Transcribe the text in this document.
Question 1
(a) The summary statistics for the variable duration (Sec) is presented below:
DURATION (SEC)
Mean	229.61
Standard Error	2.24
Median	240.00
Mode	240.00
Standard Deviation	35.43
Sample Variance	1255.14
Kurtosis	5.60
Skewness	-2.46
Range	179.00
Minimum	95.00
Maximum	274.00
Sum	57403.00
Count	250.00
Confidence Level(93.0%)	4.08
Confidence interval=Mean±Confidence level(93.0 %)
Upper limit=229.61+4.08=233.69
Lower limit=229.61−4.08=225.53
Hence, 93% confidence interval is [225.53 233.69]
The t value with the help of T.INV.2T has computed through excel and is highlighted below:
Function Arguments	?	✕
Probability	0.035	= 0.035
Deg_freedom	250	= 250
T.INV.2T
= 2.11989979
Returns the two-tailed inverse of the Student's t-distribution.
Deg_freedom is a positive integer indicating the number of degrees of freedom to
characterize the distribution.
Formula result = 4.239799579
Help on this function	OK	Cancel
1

☆ ☆ ☆ ☆

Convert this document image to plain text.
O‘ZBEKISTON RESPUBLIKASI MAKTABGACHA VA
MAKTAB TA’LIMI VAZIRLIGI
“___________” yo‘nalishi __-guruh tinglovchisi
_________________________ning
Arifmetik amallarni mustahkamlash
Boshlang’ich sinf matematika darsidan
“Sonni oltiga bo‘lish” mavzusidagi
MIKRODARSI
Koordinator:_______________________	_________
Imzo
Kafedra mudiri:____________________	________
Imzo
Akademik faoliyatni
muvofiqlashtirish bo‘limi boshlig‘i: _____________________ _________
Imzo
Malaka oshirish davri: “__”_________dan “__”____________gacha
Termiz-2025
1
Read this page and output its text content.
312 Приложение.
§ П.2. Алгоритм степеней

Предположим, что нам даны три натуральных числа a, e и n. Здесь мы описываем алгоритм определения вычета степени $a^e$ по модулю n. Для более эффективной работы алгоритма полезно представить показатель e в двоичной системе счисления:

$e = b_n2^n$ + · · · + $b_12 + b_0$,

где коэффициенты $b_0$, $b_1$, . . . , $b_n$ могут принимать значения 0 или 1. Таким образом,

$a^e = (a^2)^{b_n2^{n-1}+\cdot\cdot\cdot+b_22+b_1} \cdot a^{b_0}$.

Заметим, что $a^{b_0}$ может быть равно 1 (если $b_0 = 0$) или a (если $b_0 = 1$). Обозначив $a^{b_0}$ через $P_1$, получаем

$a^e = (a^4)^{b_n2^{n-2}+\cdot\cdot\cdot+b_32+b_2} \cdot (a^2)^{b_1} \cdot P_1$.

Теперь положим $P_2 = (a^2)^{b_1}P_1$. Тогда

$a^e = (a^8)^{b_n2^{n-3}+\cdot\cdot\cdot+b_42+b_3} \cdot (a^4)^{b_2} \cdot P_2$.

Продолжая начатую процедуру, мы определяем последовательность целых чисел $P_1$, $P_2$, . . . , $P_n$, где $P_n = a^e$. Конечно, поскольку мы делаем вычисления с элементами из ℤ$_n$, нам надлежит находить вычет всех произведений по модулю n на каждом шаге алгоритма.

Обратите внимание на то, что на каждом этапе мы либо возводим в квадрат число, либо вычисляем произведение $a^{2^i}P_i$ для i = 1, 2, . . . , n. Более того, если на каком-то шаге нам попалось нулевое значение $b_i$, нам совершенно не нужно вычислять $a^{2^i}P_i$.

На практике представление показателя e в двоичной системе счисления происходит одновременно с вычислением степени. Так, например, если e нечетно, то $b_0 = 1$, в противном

☆ ☆ ☆ ☆

_Requirements_:
List each line of the records that holds the string "below".

_Answer to the task_:
(a) The summary statistics for the variable duration (Sec) is presented below:
The t value with the help of T.INV.2T has computed through excel and is highlighted below:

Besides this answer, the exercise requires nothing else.